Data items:

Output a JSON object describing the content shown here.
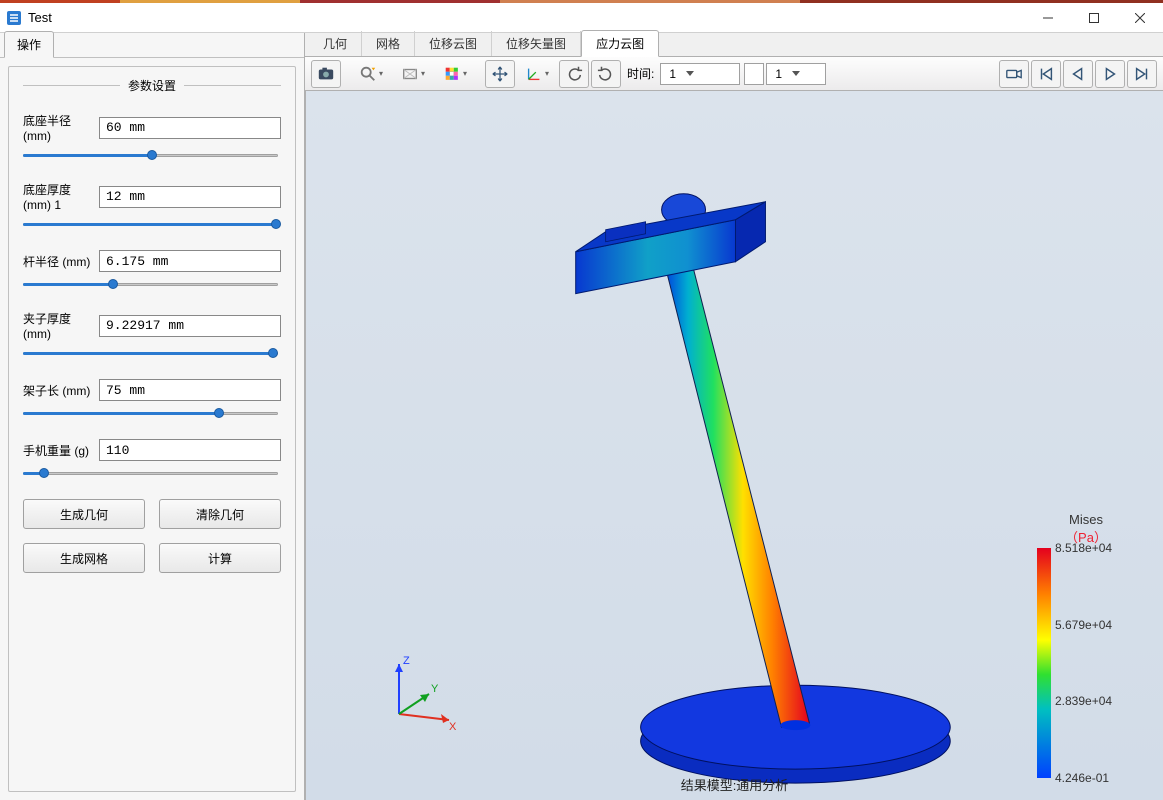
{
  "window": {
    "title": "Test"
  },
  "left_panel": {
    "tab": "操作",
    "section_title": "参数设置",
    "params": [
      {
        "label": "底座半径 (mm)",
        "value": "60 mm",
        "slider_pct": 50
      },
      {
        "label": "底座厚度 (mm) 1",
        "value": "12 mm",
        "slider_pct": 98
      },
      {
        "label": "杆半径 (mm)",
        "value": "6.175 mm",
        "slider_pct": 35
      },
      {
        "label": "夹子厚度 (mm)",
        "value": "9.22917 mm",
        "slider_pct": 97
      },
      {
        "label": "架子长 (mm)",
        "value": "75 mm",
        "slider_pct": 76
      },
      {
        "label": "手机重量 (g)",
        "value": "110",
        "slider_pct": 8
      }
    ],
    "buttons": {
      "gen_geo": "生成几何",
      "clear_geo": "清除几何",
      "gen_mesh": "生成网格",
      "compute": "计算"
    }
  },
  "right_tabs": {
    "items": [
      "几何",
      "网格",
      "位移云图",
      "位移矢量图",
      "应力云图"
    ],
    "active_index": 4
  },
  "toolbar": {
    "time_label": "时间:",
    "time_select": "1",
    "time_input": "1"
  },
  "viewport": {
    "result_label": "结果模型:通用分析",
    "triad_axes": {
      "x": "X",
      "y": "Y",
      "z": "Z"
    }
  },
  "legend": {
    "title": "Mises",
    "unit": "（Pa）",
    "ticks": [
      {
        "label": "8.518e+04",
        "pos_pct": 0
      },
      {
        "label": "5.679e+04",
        "pos_pct": 33.3
      },
      {
        "label": "2.839e+04",
        "pos_pct": 66.6
      },
      {
        "label": "4.246e-01",
        "pos_pct": 100
      }
    ]
  },
  "chart_data": {
    "type": "heatmap",
    "quantity": "von Mises stress",
    "unit": "Pa",
    "range": [
      0.4246,
      85180
    ],
    "ticks": [
      0.4246,
      28390,
      56790,
      85180
    ],
    "colormap": "rainbow (blue→green→yellow→red)",
    "note": "3D FEA result on phone-stand model (circular base, tilted rod, top clamp). Base & clamp ≈ low stress (blue). Rod shows high gradient bending stress, red side ≈ 8.5e4 Pa, blue side ≈ 0."
  }
}
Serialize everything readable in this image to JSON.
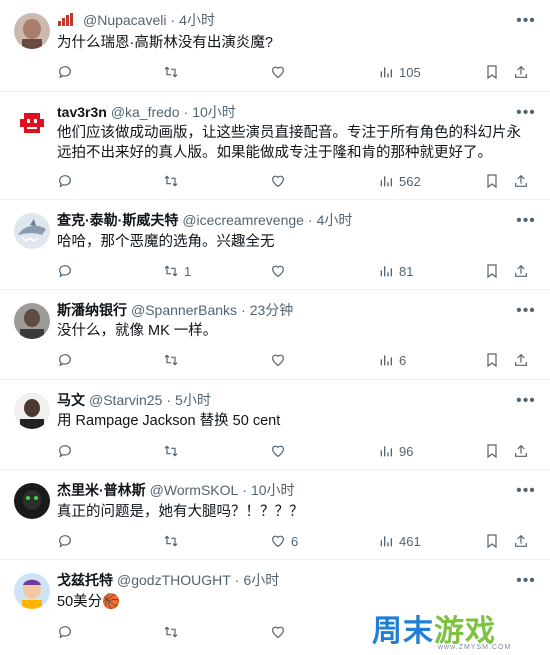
{
  "tweets": [
    {
      "name": "",
      "handle": "@Nupacaveli",
      "time": "4小时",
      "text": "为什么瑞恩·高斯林没有出演炎魔?",
      "replies": "",
      "retweets": "",
      "likes": "",
      "views": "105",
      "avatar_icon": "avatar-photo"
    },
    {
      "name": "tav3r3n",
      "handle": "@ka_fredo",
      "time": "10小时",
      "text": "他们应该做成动画版，让这些演员直接配音。专注于所有角色的科幻片永远拍不出来好的真人版。如果能做成专注于隆和肯的那种就更好了。",
      "replies": "",
      "retweets": "",
      "likes": "",
      "views": "562",
      "avatar_icon": "red-robot-avatar"
    },
    {
      "name": "查克·泰勒·斯威夫特",
      "handle": "@icecreamrevenge",
      "time": "4小时",
      "text": "哈哈，那个恶魔的选角。兴趣全无",
      "replies": "",
      "retweets": "1",
      "likes": "",
      "views": "81",
      "avatar_icon": "shark-avatar"
    },
    {
      "name": "斯潘纳银行",
      "handle": "@SpannerBanks",
      "time": "23分钟",
      "text": "没什么，就像 MK 一样。",
      "replies": "",
      "retweets": "",
      "likes": "",
      "views": "6",
      "avatar_icon": "avatar-photo"
    },
    {
      "name": "马文",
      "handle": "@Starvin25",
      "time": "5小时",
      "text": "用 Rampage Jackson 替换 50 cent",
      "replies": "",
      "retweets": "",
      "likes": "",
      "views": "96",
      "avatar_icon": "avatar-photo"
    },
    {
      "name": "杰里米·普林斯",
      "handle": "@WormSKOL",
      "time": "10小时",
      "text": "真正的问题是，她有大腿吗？！？？？",
      "replies": "",
      "retweets": "",
      "likes": "6",
      "views": "461",
      "avatar_icon": "dark-avatar"
    },
    {
      "name": "戈兹托特",
      "handle": "@godzTHOUGHT",
      "time": "6小时",
      "text": "50美分🏀",
      "replies": "",
      "retweets": "",
      "likes": "",
      "views": "",
      "avatar_icon": "cartoon-avatar"
    }
  ],
  "ui": {
    "dot": "·",
    "more": "•••"
  },
  "watermark": {
    "text_a": "周末",
    "text_b": "游戏",
    "url": "www.ZMYSM.COM"
  },
  "colors": {
    "secondary": "#536471",
    "divider": "#eff3f4",
    "watermark_blue": "#1f7fd6"
  }
}
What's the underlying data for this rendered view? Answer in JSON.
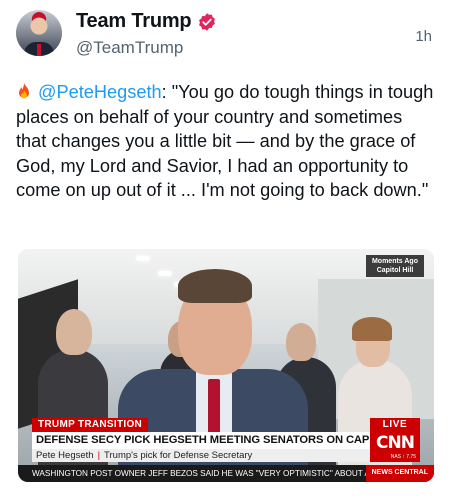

EXERCISE DETAILS:
Which lines include "Mises"? Copy each of them out.

WRITTEN SOLUTION:
    "title": "Mises",
    "quantity": "von Mises stress",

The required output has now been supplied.